-- Start Material for this task --
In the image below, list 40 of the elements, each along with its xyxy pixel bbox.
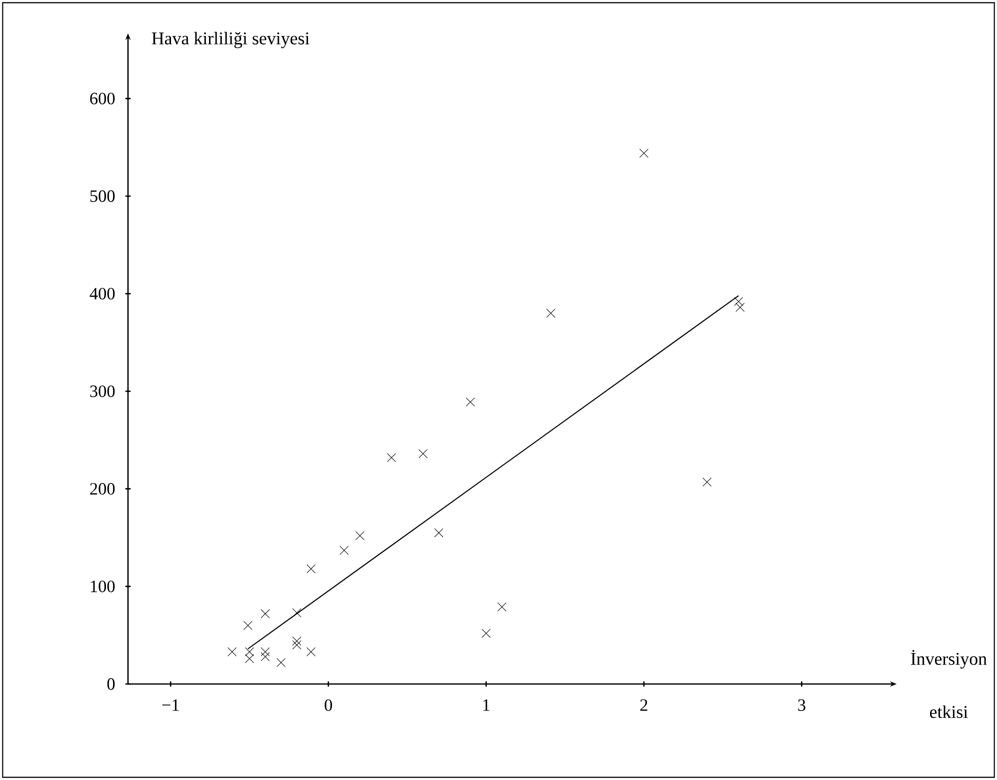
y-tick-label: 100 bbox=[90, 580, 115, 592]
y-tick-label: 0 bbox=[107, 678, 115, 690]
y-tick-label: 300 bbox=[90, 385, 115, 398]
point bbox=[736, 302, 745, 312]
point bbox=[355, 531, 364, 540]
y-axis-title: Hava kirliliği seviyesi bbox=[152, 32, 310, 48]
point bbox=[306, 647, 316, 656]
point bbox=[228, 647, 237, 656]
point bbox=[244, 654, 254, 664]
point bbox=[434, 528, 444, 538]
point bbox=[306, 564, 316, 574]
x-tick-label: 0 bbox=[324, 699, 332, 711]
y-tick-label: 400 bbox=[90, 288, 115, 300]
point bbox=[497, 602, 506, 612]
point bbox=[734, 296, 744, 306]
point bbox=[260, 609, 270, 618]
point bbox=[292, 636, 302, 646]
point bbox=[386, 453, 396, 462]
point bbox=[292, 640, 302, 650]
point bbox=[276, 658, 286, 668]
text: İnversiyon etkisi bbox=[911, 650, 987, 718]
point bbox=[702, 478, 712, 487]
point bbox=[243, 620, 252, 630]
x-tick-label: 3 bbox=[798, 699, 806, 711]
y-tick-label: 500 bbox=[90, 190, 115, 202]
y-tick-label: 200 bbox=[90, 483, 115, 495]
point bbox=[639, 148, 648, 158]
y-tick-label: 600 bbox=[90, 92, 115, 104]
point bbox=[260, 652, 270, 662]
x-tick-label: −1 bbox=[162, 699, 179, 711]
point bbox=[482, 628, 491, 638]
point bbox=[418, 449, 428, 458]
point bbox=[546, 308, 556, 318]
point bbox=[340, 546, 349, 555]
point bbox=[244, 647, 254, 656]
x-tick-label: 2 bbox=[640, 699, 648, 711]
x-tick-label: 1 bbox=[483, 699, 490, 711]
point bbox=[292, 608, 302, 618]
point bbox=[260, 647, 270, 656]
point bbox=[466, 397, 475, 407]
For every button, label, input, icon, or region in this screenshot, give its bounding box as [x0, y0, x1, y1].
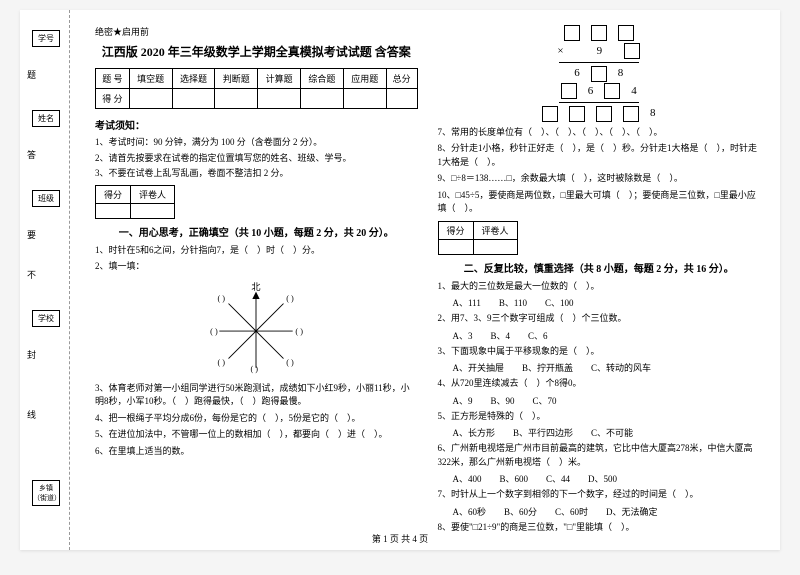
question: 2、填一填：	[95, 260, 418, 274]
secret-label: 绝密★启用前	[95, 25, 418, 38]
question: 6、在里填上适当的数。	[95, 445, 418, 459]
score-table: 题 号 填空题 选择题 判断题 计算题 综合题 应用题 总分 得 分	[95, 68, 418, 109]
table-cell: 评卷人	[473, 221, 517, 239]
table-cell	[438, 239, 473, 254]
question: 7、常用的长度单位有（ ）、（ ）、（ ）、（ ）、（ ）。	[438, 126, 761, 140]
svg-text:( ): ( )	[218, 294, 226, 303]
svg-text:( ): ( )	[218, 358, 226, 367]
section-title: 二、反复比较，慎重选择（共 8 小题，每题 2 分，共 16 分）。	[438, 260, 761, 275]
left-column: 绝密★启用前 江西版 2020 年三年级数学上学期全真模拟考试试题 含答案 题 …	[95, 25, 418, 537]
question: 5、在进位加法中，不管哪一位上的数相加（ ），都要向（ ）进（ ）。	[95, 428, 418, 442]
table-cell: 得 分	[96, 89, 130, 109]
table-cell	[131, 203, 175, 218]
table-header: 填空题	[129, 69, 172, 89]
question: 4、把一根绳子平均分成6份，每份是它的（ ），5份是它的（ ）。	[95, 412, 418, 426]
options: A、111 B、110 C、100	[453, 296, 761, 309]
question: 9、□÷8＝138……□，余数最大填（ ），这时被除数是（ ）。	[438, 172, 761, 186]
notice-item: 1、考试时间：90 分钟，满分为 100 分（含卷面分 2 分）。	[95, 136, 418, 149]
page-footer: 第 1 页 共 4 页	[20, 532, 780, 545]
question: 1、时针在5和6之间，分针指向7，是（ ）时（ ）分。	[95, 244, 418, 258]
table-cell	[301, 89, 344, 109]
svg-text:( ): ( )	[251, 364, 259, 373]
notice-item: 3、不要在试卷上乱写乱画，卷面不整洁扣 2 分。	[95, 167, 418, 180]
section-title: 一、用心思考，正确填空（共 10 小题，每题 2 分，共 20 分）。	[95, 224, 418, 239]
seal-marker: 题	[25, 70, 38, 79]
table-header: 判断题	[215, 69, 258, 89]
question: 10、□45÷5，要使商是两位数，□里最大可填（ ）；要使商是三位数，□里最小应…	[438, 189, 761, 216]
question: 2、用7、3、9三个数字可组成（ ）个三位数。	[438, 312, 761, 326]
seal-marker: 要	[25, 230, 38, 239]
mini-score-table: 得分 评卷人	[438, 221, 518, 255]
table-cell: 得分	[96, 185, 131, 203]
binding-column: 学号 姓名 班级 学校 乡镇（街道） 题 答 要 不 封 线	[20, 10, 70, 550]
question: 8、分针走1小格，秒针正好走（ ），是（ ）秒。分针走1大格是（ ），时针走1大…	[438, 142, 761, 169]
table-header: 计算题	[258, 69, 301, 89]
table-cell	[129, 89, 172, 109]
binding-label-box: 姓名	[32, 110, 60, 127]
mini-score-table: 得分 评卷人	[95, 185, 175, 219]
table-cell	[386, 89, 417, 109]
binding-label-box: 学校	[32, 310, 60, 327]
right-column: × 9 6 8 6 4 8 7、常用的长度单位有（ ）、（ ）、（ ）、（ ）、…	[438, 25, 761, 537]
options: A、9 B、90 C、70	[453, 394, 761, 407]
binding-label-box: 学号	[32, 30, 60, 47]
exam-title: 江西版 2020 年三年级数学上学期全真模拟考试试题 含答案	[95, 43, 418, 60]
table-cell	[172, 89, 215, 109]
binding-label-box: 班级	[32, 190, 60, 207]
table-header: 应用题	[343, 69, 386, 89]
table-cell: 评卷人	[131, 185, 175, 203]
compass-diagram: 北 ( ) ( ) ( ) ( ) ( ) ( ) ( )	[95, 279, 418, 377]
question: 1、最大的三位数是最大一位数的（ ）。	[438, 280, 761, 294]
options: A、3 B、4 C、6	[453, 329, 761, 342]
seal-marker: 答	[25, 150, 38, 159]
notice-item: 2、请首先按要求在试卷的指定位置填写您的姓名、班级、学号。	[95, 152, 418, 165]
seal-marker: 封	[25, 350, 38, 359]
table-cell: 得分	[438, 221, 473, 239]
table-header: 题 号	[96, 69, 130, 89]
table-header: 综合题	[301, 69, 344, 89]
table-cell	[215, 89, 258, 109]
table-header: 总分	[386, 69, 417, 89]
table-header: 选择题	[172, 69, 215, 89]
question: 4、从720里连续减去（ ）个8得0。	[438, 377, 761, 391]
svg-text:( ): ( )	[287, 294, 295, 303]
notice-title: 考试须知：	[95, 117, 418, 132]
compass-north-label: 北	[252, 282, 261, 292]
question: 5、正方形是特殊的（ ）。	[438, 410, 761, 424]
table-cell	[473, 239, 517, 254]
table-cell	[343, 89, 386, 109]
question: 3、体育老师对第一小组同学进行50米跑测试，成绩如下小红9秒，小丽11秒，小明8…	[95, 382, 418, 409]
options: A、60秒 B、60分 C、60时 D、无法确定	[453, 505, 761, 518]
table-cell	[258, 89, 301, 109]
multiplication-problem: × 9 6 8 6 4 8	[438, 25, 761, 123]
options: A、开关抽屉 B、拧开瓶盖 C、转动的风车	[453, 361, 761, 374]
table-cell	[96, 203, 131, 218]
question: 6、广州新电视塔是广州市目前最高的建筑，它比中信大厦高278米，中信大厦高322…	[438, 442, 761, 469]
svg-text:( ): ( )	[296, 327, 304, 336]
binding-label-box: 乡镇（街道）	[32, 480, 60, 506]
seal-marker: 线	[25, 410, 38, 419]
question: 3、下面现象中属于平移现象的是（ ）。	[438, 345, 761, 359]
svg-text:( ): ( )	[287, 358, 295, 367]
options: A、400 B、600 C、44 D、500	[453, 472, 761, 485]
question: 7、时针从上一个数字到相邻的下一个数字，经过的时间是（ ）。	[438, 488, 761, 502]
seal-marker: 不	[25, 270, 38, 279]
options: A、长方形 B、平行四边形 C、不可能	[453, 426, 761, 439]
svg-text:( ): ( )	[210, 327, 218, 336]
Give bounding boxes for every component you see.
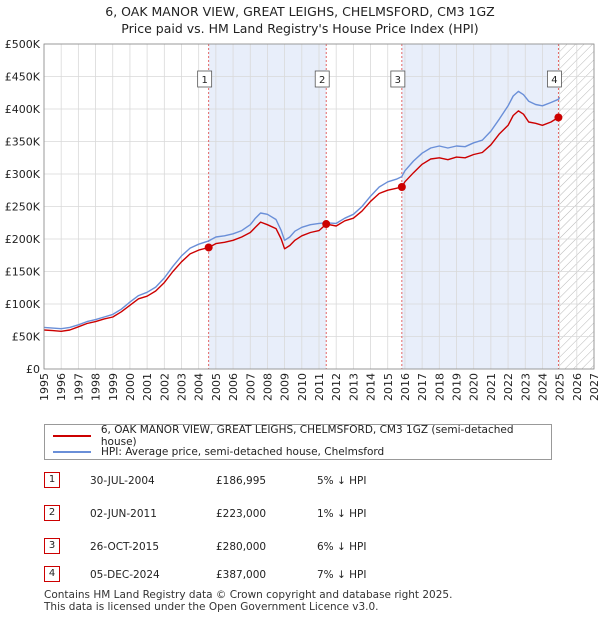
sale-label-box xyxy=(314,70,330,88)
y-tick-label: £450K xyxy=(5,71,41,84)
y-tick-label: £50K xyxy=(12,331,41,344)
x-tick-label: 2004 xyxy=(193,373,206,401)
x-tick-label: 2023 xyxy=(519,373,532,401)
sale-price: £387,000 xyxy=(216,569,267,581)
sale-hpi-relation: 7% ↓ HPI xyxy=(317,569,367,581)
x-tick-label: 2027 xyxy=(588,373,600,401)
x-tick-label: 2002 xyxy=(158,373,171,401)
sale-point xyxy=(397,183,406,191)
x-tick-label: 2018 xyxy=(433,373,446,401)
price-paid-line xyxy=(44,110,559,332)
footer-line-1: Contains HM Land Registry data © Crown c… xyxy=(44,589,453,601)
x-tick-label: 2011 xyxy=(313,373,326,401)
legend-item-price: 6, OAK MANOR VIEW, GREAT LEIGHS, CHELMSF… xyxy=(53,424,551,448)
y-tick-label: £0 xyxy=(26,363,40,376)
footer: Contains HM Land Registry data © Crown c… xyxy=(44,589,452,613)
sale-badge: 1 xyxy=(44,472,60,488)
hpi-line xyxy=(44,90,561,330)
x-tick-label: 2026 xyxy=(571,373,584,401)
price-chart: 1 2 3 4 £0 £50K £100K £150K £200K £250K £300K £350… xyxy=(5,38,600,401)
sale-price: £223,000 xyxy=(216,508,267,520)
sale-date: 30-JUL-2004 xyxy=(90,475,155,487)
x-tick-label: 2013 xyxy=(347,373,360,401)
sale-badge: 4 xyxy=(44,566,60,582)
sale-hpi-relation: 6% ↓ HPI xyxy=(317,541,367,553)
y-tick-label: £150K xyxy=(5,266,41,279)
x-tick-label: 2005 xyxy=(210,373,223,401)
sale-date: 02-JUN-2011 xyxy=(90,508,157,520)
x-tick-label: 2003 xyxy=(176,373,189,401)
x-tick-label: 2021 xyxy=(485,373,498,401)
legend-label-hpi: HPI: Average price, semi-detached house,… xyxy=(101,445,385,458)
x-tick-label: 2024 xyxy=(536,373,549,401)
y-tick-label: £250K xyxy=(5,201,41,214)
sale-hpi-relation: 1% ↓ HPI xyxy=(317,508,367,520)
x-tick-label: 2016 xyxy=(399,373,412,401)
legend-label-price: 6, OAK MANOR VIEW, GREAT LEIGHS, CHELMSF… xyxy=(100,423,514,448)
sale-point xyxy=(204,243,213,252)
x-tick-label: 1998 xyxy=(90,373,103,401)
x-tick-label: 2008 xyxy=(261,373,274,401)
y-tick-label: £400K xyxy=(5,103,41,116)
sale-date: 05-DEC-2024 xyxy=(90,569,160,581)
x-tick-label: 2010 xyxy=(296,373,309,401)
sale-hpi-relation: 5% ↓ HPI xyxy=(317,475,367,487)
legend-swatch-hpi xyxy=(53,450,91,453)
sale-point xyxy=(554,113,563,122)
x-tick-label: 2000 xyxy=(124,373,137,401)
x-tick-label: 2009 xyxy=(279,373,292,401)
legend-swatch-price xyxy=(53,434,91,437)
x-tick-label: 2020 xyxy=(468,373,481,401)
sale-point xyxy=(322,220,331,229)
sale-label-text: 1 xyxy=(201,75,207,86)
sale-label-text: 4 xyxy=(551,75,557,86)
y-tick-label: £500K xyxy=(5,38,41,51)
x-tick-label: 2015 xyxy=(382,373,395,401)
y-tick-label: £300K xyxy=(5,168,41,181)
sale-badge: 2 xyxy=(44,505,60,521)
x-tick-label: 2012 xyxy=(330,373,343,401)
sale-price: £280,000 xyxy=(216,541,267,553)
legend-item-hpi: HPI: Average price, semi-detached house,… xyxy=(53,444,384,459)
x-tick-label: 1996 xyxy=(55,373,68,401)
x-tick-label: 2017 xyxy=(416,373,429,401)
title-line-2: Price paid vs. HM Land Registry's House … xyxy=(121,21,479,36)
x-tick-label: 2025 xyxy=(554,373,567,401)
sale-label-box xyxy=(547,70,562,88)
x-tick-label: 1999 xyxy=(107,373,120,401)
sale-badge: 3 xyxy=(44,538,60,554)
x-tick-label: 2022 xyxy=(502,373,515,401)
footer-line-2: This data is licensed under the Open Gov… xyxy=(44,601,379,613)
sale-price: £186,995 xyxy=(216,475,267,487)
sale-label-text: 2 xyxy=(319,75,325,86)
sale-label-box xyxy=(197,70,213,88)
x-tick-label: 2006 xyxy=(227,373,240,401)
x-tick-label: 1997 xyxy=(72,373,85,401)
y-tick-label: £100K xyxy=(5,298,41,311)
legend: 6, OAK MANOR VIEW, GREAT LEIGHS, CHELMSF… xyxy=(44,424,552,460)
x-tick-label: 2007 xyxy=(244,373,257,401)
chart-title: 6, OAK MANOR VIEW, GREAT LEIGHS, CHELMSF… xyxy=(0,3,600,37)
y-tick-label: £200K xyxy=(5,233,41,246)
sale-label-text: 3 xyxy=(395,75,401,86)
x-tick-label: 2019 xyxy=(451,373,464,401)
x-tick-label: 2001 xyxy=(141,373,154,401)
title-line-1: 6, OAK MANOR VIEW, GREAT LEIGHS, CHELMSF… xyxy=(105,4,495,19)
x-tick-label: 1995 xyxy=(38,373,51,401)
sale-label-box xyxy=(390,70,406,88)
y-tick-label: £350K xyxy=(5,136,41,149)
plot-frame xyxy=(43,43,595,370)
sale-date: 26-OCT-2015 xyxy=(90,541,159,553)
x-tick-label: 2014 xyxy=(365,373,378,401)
-- End Material for this task --
* **What the task requires**
Can you rewrite the records starting at the line containing "y-tick-label: 100 bbox=[90, 580, 115, 592]" and ending at the line containing "point bbox=[228, 647, 237, 656]", replacing "point" with "marker" and leaving all else unchanged? Return only those lines.

* **Finished answer**
y-tick-label: 100 bbox=[90, 580, 115, 592]
y-tick-label: 0 bbox=[107, 678, 115, 690]
y-tick-label: 300 bbox=[90, 385, 115, 398]
marker bbox=[736, 302, 745, 312]
marker bbox=[355, 531, 364, 540]
y-axis-title: Hava kirliliği seviyesi bbox=[152, 32, 310, 48]
marker bbox=[306, 647, 316, 656]
marker bbox=[228, 647, 237, 656]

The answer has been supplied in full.